- The request
Copy each of the following entries word for word.
** START Data provided **
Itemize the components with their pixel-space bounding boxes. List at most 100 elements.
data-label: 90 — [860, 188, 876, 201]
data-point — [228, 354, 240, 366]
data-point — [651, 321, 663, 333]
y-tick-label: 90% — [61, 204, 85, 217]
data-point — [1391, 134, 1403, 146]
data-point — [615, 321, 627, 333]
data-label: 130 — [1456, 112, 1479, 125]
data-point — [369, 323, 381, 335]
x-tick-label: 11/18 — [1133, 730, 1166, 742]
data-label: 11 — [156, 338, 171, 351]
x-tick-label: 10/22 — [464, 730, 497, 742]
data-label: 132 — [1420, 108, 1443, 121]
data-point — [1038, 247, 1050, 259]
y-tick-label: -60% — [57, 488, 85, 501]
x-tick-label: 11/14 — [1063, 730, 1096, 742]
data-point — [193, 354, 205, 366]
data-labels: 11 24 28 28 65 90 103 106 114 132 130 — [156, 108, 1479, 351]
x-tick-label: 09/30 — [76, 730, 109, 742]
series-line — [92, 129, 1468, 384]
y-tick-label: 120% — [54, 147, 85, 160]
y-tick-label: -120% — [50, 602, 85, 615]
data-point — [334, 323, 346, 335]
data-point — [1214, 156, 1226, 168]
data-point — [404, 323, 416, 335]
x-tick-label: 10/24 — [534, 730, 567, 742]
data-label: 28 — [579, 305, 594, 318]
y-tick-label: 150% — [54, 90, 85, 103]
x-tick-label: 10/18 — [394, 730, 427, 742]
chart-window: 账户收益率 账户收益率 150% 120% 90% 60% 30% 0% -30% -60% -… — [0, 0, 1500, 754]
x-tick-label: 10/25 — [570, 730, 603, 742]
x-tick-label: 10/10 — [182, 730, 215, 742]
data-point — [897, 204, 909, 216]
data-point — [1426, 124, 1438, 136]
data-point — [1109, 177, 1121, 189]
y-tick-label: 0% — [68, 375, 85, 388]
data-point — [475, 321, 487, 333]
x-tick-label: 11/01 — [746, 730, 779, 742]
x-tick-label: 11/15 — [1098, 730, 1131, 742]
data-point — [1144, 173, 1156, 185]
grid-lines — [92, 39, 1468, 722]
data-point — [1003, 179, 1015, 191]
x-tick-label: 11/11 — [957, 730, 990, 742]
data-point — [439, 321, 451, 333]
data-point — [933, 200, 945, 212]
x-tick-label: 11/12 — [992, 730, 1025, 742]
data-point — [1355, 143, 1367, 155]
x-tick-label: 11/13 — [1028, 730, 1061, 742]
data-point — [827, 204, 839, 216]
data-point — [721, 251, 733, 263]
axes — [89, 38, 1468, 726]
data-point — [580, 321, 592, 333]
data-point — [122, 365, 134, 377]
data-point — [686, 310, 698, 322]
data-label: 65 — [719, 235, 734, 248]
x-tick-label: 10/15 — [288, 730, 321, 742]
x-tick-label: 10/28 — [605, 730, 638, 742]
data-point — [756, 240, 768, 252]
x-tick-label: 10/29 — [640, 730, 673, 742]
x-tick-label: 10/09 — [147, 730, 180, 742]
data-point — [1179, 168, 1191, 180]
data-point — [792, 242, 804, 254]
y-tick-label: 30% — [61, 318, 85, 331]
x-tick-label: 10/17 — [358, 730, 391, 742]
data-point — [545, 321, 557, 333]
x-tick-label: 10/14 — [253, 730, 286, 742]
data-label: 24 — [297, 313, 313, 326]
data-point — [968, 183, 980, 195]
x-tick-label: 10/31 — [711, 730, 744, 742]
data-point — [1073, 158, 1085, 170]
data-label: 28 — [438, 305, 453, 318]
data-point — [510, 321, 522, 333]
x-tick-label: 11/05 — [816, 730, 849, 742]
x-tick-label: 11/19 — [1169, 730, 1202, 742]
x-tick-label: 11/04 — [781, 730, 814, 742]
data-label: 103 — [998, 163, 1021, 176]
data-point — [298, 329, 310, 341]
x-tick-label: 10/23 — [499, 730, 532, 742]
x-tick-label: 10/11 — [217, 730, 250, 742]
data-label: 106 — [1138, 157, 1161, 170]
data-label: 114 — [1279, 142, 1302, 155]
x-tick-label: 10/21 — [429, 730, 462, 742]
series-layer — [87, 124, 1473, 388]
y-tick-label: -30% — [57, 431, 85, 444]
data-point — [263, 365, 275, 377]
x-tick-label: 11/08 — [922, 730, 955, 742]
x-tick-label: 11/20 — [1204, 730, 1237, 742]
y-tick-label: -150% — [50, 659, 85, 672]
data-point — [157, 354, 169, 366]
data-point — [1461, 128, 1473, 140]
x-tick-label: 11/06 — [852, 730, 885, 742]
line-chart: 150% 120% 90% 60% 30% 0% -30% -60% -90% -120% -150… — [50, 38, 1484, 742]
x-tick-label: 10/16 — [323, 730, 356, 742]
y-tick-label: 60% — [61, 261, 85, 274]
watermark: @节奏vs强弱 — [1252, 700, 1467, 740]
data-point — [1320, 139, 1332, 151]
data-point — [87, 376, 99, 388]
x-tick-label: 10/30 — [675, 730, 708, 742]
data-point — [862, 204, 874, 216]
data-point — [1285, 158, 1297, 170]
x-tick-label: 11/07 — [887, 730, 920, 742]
** END Data provided **
- Correct result
Itemize the components with their pixel-space bounding boxes. List at most 100 elements.
data-label: 90 — [860, 188, 876, 201]
data-point — [228, 354, 240, 366]
data-point — [651, 321, 663, 333]
y-tick-label: 90% — [61, 204, 85, 217]
data-point — [1391, 134, 1403, 146]
data-point — [615, 321, 627, 333]
data-label: 130 — [1456, 112, 1479, 125]
data-point — [369, 323, 381, 335]
x-tick-label: 11/18 — [1133, 730, 1166, 742]
data-label: 11 — [156, 338, 171, 351]
x-tick-label: 10/22 — [464, 730, 497, 742]
data-label: 132 — [1420, 108, 1443, 121]
data-point — [1038, 247, 1050, 259]
y-tick-label: -60% — [57, 488, 85, 501]
x-tick-label: 11/14 — [1063, 730, 1096, 742]
data-point — [193, 354, 205, 366]
data-labels: 11 24 28 28 65 90 103 106 114 132 130 — [156, 108, 1479, 351]
x-tick-label: 09/30 — [76, 730, 109, 742]
series-line — [92, 129, 1468, 384]
y-tick-label: 120% — [54, 147, 85, 160]
y-tick-label: -120% — [50, 602, 85, 615]
data-point — [334, 323, 346, 335]
data-point — [1214, 156, 1226, 168]
data-point — [404, 323, 416, 335]
x-tick-label: 10/24 — [534, 730, 567, 742]
data-label: 28 — [579, 305, 594, 318]
y-tick-label: 150% — [54, 90, 85, 103]
x-tick-label: 10/18 — [394, 730, 427, 742]
chart-window: 账户收益率 账户收益率 150% 120% 90% 60% 30% 0% -30% -60% -… — [0, 0, 1500, 754]
x-tick-label: 10/25 — [570, 730, 603, 742]
x-tick-label: 10/10 — [182, 730, 215, 742]
data-point — [897, 204, 909, 216]
data-point — [1426, 124, 1438, 136]
data-point — [1109, 177, 1121, 189]
y-tick-label: 0% — [68, 375, 85, 388]
data-point — [475, 321, 487, 333]
x-tick-label: 11/01 — [746, 730, 779, 742]
x-tick-label: 11/15 — [1098, 730, 1131, 742]
data-point — [1144, 173, 1156, 185]
grid-lines — [92, 39, 1468, 722]
data-point — [1003, 179, 1015, 191]
x-tick-label: 11/11 — [957, 730, 990, 742]
data-point — [439, 321, 451, 333]
data-point — [933, 200, 945, 212]
x-tick-label: 11/12 — [992, 730, 1025, 742]
data-point — [1355, 143, 1367, 155]
x-tick-label: 11/13 — [1028, 730, 1061, 742]
data-point — [827, 204, 839, 216]
data-point — [721, 251, 733, 263]
axes — [89, 38, 1468, 726]
data-point — [580, 321, 592, 333]
data-point — [122, 365, 134, 377]
data-point — [686, 310, 698, 322]
data-label: 65 — [719, 235, 734, 248]
x-tick-label: 10/15 — [288, 730, 321, 742]
x-tick-label: 10/28 — [605, 730, 638, 742]
data-point — [756, 240, 768, 252]
x-tick-label: 10/29 — [640, 730, 673, 742]
x-tick-label: 10/09 — [147, 730, 180, 742]
data-point — [1179, 168, 1191, 180]
data-point — [792, 242, 804, 254]
y-tick-label: 30% — [61, 318, 85, 331]
x-tick-label: 10/17 — [358, 730, 391, 742]
data-point — [545, 321, 557, 333]
x-tick-label: 10/14 — [253, 730, 286, 742]
data-label: 24 — [297, 313, 313, 326]
data-point — [968, 183, 980, 195]
x-tick-label: 10/31 — [711, 730, 744, 742]
data-point — [1073, 158, 1085, 170]
data-label: 28 — [438, 305, 453, 318]
data-point — [510, 321, 522, 333]
x-tick-label: 11/05 — [816, 730, 849, 742]
x-tick-label: 11/19 — [1169, 730, 1202, 742]
x-tick-label: 11/04 — [781, 730, 814, 742]
data-label: 103 — [998, 163, 1021, 176]
data-point — [298, 329, 310, 341]
x-tick-label: 10/23 — [499, 730, 532, 742]
x-tick-label: 10/11 — [217, 730, 250, 742]
data-label: 106 — [1138, 157, 1161, 170]
data-label: 114 — [1279, 142, 1302, 155]
x-tick-label: 10/21 — [429, 730, 462, 742]
series-layer — [87, 124, 1473, 388]
y-tick-label: -30% — [57, 431, 85, 444]
data-point — [263, 365, 275, 377]
x-tick-label: 11/08 — [922, 730, 955, 742]
x-tick-label: 11/20 — [1204, 730, 1237, 742]
y-tick-label: -150% — [50, 659, 85, 672]
data-point — [157, 354, 169, 366]
data-point — [1461, 128, 1473, 140]
x-tick-label: 11/06 — [852, 730, 885, 742]
line-chart: 150% 120% 90% 60% 30% 0% -30% -60% -90% -120% -150… — [50, 38, 1484, 742]
x-tick-label: 10/16 — [323, 730, 356, 742]
y-tick-label: 60% — [61, 261, 85, 274]
watermark: @节奏vs强弱 — [1252, 700, 1467, 740]
data-point — [1320, 139, 1332, 151]
data-point — [87, 376, 99, 388]
x-tick-label: 10/30 — [675, 730, 708, 742]
data-point — [862, 204, 874, 216]
data-point — [1285, 158, 1297, 170]
x-tick-label: 11/07 — [887, 730, 920, 742]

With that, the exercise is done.